Exercise description: Reproduce the listing below without any change.

━━━

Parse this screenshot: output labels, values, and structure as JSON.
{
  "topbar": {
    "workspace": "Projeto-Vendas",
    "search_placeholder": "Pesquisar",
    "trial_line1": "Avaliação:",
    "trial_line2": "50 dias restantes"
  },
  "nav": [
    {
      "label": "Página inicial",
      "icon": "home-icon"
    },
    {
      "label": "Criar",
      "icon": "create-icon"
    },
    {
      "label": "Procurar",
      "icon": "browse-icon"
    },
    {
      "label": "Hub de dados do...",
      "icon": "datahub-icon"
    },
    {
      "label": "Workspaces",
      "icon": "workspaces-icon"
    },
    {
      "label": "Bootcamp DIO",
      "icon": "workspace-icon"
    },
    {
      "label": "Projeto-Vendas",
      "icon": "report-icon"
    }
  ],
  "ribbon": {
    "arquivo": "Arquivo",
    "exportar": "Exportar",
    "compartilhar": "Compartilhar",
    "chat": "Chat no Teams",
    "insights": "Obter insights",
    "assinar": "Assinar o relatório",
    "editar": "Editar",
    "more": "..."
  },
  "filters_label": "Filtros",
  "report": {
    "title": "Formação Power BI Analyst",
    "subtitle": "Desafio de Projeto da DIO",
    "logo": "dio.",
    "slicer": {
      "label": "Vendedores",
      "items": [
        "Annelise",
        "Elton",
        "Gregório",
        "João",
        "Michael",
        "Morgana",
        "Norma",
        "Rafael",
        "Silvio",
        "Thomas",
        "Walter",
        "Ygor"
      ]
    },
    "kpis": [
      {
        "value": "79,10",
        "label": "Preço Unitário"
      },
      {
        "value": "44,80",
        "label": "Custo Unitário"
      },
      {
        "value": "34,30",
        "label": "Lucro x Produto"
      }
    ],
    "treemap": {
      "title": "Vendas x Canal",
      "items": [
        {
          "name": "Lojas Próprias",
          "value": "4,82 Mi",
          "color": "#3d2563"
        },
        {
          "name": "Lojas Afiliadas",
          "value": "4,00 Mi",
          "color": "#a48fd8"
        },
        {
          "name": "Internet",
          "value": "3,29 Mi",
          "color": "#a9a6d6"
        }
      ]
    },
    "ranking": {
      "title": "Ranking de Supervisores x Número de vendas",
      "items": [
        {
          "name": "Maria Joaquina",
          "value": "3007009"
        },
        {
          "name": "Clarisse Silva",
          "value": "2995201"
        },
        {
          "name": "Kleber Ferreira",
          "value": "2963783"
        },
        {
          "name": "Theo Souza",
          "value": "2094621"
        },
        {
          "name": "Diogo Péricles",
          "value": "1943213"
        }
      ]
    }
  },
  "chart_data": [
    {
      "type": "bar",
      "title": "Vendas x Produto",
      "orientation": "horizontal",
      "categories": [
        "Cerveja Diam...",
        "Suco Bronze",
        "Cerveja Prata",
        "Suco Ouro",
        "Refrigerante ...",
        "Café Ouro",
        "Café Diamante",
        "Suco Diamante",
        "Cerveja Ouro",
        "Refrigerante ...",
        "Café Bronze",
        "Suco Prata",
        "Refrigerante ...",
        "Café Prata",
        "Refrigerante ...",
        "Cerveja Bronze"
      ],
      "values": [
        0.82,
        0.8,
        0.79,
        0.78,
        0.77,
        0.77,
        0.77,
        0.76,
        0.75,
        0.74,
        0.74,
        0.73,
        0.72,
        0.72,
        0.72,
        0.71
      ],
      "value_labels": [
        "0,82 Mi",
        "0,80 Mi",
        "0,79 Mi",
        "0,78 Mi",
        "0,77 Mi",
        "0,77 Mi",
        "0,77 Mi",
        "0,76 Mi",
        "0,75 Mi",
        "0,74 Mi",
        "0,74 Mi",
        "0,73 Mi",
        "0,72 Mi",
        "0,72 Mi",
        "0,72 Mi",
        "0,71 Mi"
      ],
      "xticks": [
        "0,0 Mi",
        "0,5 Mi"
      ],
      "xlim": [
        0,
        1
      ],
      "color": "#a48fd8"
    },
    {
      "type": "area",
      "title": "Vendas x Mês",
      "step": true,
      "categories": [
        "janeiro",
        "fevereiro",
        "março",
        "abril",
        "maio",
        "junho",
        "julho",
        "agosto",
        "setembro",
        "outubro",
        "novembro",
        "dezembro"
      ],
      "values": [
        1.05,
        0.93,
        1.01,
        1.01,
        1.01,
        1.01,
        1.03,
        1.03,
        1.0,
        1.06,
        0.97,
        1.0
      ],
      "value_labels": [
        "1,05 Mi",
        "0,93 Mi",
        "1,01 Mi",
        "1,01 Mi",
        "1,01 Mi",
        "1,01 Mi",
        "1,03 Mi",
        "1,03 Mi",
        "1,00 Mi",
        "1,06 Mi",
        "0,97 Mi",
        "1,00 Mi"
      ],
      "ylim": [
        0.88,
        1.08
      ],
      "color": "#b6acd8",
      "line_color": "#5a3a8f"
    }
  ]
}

━━━

Solution to this exercise:
Parse this screenshot: output labels, values, and structure as JSON.
{
  "topbar": {
    "workspace": "Projeto-Vendas",
    "search_placeholder": "Pesquisar",
    "trial_line1": "Avaliação:",
    "trial_line2": "50 dias restantes"
  },
  "nav": [
    {
      "label": "Página inicial",
      "icon": "home-icon"
    },
    {
      "label": "Criar",
      "icon": "create-icon"
    },
    {
      "label": "Procurar",
      "icon": "browse-icon"
    },
    {
      "label": "Hub de dados do...",
      "icon": "datahub-icon"
    },
    {
      "label": "Workspaces",
      "icon": "workspaces-icon"
    },
    {
      "label": "Bootcamp DIO",
      "icon": "workspace-icon"
    },
    {
      "label": "Projeto-Vendas",
      "icon": "report-icon"
    }
  ],
  "ribbon": {
    "arquivo": "Arquivo",
    "exportar": "Exportar",
    "compartilhar": "Compartilhar",
    "chat": "Chat no Teams",
    "insights": "Obter insights",
    "assinar": "Assinar o relatório",
    "editar": "Editar",
    "more": "..."
  },
  "filters_label": "Filtros",
  "report": {
    "title": "Formação Power BI Analyst",
    "subtitle": "Desafio de Projeto da DIO",
    "logo": "dio.",
    "slicer": {
      "label": "Vendedores",
      "items": [
        "Annelise",
        "Elton",
        "Gregório",
        "João",
        "Michael",
        "Morgana",
        "Norma",
        "Rafael",
        "Silvio",
        "Thomas",
        "Walter",
        "Ygor"
      ]
    },
    "kpis": [
      {
        "value": "79,10",
        "label": "Preço Unitário"
      },
      {
        "value": "44,80",
        "label": "Custo Unitário"
      },
      {
        "value": "34,30",
        "label": "Lucro x Produto"
      }
    ],
    "treemap": {
      "title": "Vendas x Canal",
      "items": [
        {
          "name": "Lojas Próprias",
          "value": "4,82 Mi",
          "color": "#3d2563"
        },
        {
          "name": "Lojas Afiliadas",
          "value": "4,00 Mi",
          "color": "#a48fd8"
        },
        {
          "name": "Internet",
          "value": "3,29 Mi",
          "color": "#a9a6d6"
        }
      ]
    },
    "ranking": {
      "title": "Ranking de Supervisores x Número de vendas",
      "items": [
        {
          "name": "Maria Joaquina",
          "value": "3007009"
        },
        {
          "name": "Clarisse Silva",
          "value": "2995201"
        },
        {
          "name": "Kleber Ferreira",
          "value": "2963783"
        },
        {
          "name": "Theo Souza",
          "value": "2094621"
        },
        {
          "name": "Diogo Péricles",
          "value": "1943213"
        }
      ]
    }
  },
  "chart_data": [
    {
      "type": "bar",
      "title": "Vendas x Produto",
      "orientation": "horizontal",
      "categories": [
        "Cerveja Diam...",
        "Suco Bronze",
        "Cerveja Prata",
        "Suco Ouro",
        "Refrigerante ...",
        "Café Ouro",
        "Café Diamante",
        "Suco Diamante",
        "Cerveja Ouro",
        "Refrigerante ...",
        "Café Bronze",
        "Suco Prata",
        "Refrigerante ...",
        "Café Prata",
        "Refrigerante ...",
        "Cerveja Bronze"
      ],
      "values": [
        0.82,
        0.8,
        0.79,
        0.78,
        0.77,
        0.77,
        0.77,
        0.76,
        0.75,
        0.74,
        0.74,
        0.73,
        0.72,
        0.72,
        0.72,
        0.71
      ],
      "value_labels": [
        "0,82 Mi",
        "0,80 Mi",
        "0,79 Mi",
        "0,78 Mi",
        "0,77 Mi",
        "0,77 Mi",
        "0,77 Mi",
        "0,76 Mi",
        "0,75 Mi",
        "0,74 Mi",
        "0,74 Mi",
        "0,73 Mi",
        "0,72 Mi",
        "0,72 Mi",
        "0,72 Mi",
        "0,71 Mi"
      ],
      "xticks": [
        "0,0 Mi",
        "0,5 Mi"
      ],
      "xlim": [
        0,
        1
      ],
      "color": "#a48fd8"
    },
    {
      "type": "area",
      "title": "Vendas x Mês",
      "step": true,
      "categories": [
        "janeiro",
        "fevereiro",
        "março",
        "abril",
        "maio",
        "junho",
        "julho",
        "agosto",
        "setembro",
        "outubro",
        "novembro",
        "dezembro"
      ],
      "values": [
        1.05,
        0.93,
        1.01,
        1.01,
        1.01,
        1.01,
        1.03,
        1.03,
        1.0,
        1.06,
        0.97,
        1.0
      ],
      "value_labels": [
        "1,05 Mi",
        "0,93 Mi",
        "1,01 Mi",
        "1,01 Mi",
        "1,01 Mi",
        "1,01 Mi",
        "1,03 Mi",
        "1,03 Mi",
        "1,00 Mi",
        "1,06 Mi",
        "0,97 Mi",
        "1,00 Mi"
      ],
      "ylim": [
        0.88,
        1.08
      ],
      "color": "#b6acd8",
      "line_color": "#5a3a8f"
    }
  ]
}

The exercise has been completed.